GOAL OF THE EXERCISE
Reproduce the listing that follows with no differences at all.

DATASET EXCERPTS
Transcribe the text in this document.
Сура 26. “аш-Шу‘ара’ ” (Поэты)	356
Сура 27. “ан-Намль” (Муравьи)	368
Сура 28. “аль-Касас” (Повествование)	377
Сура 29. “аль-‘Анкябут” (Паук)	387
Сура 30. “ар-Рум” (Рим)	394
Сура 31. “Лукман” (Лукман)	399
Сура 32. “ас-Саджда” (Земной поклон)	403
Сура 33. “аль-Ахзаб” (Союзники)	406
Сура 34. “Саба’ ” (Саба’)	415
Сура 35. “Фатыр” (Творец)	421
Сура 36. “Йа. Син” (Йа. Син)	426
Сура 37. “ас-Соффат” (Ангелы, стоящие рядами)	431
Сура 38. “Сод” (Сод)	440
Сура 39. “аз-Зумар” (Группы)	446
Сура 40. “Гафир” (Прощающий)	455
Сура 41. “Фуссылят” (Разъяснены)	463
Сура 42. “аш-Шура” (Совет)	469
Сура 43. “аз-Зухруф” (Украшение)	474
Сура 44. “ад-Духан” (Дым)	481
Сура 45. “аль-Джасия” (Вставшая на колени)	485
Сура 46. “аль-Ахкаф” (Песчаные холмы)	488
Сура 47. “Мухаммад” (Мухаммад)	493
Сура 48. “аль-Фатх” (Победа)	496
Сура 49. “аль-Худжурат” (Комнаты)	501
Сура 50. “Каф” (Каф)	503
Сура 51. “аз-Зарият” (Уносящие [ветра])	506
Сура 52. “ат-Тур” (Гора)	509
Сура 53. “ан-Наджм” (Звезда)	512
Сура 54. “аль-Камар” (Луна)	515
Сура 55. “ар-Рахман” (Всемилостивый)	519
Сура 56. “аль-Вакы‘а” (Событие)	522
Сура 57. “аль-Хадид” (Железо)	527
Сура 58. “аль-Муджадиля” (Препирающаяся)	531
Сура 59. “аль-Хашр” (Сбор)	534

EXERCISE RESULT
Transcribe the text in this document.
Сура 26. “аш-Шу‘ара’ ” (Поэты)	356
Сура 27. “ан-Намль” (Муравьи)	368
Сура 28. “аль-Касас” (Повествование)	377
Сура 29. “аль-‘Анкябут” (Паук)	387
Сура 30. “ар-Рум” (Рим)	394
Сура 31. “Лукман” (Лукман)	399
Сура 32. “ас-Саджда” (Земной поклон)	403
Сура 33. “аль-Ахзаб” (Союзники)	406
Сура 34. “Саба’ ” (Саба’)	415
Сура 35. “Фатыр” (Творец)	421
Сура 36. “Йа. Син” (Йа. Син)	426
Сура 37. “ас-Соффат” (Ангелы, стоящие рядами)	431
Сура 38. “Сод” (Сод)	440
Сура 39. “аз-Зумар” (Группы)	446
Сура 40. “Гафир” (Прощающий)	455
Сура 41. “Фуссылят” (Разъяснены)	463
Сура 42. “аш-Шура” (Совет)	469
Сура 43. “аз-Зухруф” (Украшение)	474
Сура 44. “ад-Духан” (Дым)	481
Сура 45. “аль-Джасия” (Вставшая на колени)	485
Сура 46. “аль-Ахкаф” (Песчаные холмы)	488
Сура 47. “Мухаммад” (Мухаммад)	493
Сура 48. “аль-Фатх” (Победа)	496
Сура 49. “аль-Худжурат” (Комнаты)	501
Сура 50. “Каф” (Каф)	503
Сура 51. “аз-Зарият” (Уносящие [ветра])	506
Сура 52. “ат-Тур” (Гора)	509
Сура 53. “ан-Наджм” (Звезда)	512
Сура 54. “аль-Камар” (Луна)	515
Сура 55. “ар-Рахман” (Всемилостивый)	519
Сура 56. “аль-Вакы‘а” (Событие)	522
Сура 57. “аль-Хадид” (Железо)	527
Сура 58. “аль-Муджадиля” (Препирающаяся)	531
Сура 59. “аль-Хашр” (Сбор)	534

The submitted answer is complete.